▼

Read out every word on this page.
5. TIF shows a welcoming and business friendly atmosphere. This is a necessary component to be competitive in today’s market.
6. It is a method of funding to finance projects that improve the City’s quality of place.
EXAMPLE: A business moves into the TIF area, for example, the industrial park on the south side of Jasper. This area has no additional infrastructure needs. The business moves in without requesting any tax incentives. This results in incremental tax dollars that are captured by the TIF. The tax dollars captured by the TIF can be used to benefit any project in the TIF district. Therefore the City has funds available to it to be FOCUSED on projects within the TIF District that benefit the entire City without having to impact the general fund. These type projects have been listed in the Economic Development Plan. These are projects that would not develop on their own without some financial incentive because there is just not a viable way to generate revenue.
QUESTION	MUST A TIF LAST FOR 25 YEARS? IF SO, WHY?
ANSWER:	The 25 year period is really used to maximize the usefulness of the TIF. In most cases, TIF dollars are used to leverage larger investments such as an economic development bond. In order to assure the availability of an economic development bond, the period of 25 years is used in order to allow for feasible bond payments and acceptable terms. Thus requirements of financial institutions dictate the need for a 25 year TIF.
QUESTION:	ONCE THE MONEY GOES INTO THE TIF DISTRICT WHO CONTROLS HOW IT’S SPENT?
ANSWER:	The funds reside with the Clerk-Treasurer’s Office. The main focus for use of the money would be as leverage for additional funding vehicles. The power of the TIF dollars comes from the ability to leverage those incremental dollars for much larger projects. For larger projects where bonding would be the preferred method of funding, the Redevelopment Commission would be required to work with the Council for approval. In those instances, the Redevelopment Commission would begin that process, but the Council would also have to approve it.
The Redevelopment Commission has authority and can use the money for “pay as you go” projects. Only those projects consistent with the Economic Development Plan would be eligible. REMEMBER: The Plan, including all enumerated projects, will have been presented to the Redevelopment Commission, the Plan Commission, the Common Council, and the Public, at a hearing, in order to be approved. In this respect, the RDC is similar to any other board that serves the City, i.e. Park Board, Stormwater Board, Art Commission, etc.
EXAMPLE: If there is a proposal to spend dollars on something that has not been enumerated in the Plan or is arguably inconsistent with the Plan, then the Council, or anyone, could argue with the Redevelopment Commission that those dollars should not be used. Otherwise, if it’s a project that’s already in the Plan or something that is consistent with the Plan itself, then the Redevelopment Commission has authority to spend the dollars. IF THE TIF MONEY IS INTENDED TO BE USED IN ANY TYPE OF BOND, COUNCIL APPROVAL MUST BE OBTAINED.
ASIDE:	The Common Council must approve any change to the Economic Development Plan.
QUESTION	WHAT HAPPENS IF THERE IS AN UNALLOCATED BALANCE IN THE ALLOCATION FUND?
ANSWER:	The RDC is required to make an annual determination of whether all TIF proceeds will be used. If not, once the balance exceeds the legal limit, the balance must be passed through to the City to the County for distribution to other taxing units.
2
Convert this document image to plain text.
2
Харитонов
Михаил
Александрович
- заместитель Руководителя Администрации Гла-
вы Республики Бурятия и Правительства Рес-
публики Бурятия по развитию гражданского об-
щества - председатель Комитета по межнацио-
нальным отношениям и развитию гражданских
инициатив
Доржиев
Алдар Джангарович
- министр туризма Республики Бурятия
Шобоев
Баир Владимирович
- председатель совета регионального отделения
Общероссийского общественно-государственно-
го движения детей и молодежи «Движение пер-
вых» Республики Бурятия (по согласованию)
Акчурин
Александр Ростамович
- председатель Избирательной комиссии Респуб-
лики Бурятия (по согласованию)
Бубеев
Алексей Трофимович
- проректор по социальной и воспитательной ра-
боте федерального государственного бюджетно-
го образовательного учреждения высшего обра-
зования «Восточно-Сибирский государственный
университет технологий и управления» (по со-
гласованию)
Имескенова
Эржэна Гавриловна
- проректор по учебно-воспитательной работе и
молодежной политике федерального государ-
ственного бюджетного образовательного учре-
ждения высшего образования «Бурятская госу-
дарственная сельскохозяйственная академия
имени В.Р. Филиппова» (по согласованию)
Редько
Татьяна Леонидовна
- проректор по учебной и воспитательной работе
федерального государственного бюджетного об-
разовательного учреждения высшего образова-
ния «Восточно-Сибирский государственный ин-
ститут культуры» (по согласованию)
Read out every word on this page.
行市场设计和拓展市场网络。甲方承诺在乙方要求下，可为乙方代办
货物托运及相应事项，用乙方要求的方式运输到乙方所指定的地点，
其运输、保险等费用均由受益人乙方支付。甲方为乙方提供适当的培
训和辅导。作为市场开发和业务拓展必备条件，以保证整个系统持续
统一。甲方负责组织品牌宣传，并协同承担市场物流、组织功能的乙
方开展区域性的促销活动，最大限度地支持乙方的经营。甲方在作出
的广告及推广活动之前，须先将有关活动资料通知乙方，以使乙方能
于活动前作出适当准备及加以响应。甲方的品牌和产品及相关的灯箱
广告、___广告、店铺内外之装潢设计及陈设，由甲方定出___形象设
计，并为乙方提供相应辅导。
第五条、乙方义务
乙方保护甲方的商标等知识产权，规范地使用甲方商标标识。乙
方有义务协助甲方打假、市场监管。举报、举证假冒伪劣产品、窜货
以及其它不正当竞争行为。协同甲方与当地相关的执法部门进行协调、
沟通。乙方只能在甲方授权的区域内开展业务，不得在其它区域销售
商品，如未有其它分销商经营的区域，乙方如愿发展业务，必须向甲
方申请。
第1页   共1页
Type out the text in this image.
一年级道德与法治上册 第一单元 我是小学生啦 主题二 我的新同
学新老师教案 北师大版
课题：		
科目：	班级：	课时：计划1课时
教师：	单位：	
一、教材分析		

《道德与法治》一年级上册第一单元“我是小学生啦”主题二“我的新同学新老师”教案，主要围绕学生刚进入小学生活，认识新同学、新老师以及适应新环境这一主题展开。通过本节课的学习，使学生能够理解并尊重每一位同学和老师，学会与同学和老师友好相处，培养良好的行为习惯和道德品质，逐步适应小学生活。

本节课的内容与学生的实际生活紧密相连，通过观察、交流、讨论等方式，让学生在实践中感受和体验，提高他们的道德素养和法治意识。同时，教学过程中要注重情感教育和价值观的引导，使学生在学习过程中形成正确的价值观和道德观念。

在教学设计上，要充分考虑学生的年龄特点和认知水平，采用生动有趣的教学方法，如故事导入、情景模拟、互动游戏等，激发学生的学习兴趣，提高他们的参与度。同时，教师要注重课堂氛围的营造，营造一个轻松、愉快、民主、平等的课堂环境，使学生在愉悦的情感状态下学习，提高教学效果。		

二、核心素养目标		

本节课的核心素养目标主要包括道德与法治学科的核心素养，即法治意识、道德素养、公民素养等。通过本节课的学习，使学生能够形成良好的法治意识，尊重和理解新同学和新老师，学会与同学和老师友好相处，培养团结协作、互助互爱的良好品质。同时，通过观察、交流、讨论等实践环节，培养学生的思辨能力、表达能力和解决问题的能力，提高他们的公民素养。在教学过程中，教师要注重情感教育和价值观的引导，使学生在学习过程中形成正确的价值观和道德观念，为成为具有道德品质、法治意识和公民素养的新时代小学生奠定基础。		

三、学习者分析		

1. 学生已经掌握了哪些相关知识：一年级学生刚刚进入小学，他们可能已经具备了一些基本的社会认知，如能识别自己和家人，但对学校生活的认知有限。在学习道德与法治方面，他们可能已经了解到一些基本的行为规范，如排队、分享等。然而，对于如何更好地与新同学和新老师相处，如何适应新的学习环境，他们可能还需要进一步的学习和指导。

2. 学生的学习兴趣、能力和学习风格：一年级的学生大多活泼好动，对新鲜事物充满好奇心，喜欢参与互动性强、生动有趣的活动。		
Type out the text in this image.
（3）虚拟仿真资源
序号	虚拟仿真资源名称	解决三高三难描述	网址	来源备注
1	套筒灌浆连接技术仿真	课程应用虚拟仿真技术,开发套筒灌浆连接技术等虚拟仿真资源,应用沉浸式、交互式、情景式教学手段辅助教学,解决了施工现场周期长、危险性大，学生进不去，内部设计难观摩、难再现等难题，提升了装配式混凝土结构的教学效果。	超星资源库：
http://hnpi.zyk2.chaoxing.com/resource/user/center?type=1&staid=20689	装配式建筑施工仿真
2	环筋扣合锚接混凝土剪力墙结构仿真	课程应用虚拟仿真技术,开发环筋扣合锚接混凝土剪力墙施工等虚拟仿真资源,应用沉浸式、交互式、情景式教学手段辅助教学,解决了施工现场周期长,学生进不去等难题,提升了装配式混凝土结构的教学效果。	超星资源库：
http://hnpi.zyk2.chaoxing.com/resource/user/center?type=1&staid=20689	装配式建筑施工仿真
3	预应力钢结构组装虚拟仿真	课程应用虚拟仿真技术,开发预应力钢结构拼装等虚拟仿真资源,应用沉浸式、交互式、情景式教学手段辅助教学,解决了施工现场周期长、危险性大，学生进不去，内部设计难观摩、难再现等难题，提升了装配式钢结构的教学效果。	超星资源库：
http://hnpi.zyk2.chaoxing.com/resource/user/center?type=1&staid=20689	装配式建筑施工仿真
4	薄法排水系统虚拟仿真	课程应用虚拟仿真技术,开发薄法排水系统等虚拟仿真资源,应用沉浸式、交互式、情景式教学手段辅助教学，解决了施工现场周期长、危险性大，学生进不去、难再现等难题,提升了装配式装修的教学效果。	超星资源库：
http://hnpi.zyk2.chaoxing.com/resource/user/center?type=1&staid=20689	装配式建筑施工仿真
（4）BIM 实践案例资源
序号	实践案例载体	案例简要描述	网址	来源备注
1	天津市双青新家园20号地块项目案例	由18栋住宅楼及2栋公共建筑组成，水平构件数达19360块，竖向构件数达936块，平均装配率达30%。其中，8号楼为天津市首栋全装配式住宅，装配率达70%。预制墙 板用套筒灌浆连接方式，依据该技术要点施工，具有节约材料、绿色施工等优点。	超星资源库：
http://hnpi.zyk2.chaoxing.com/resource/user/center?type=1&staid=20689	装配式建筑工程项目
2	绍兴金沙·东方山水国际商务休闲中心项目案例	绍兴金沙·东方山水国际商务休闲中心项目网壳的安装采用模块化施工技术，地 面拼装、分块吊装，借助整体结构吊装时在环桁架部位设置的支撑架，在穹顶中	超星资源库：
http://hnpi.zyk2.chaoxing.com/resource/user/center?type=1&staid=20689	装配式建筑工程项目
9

▲

■ **Set problem**: Where a line in the material contains "will", copy that line.

■ **Response below**:
The Redevelopment Commission has authority and can use the money for “pay as you go” projects. Only those projects consistent with the Economic Development Plan would be eligible. REMEMBER: The Plan, including all enumerated projects, will have been presented to the Redevelopment Commission, the Plan Commission, the Common Council, and the Public, at a hearing, in order to be approved. In this respect, the RDC is similar to any other board that serves the City, i.e. Park Board, Stormwater Board, Art Commission, etc.
ANSWER:	The RDC is required to make an annual determination of whether all TIF proceeds will be used. If not, once the balance exceeds the legal limit, the balance must be passed through to the City to the County for distribution to other taxing units.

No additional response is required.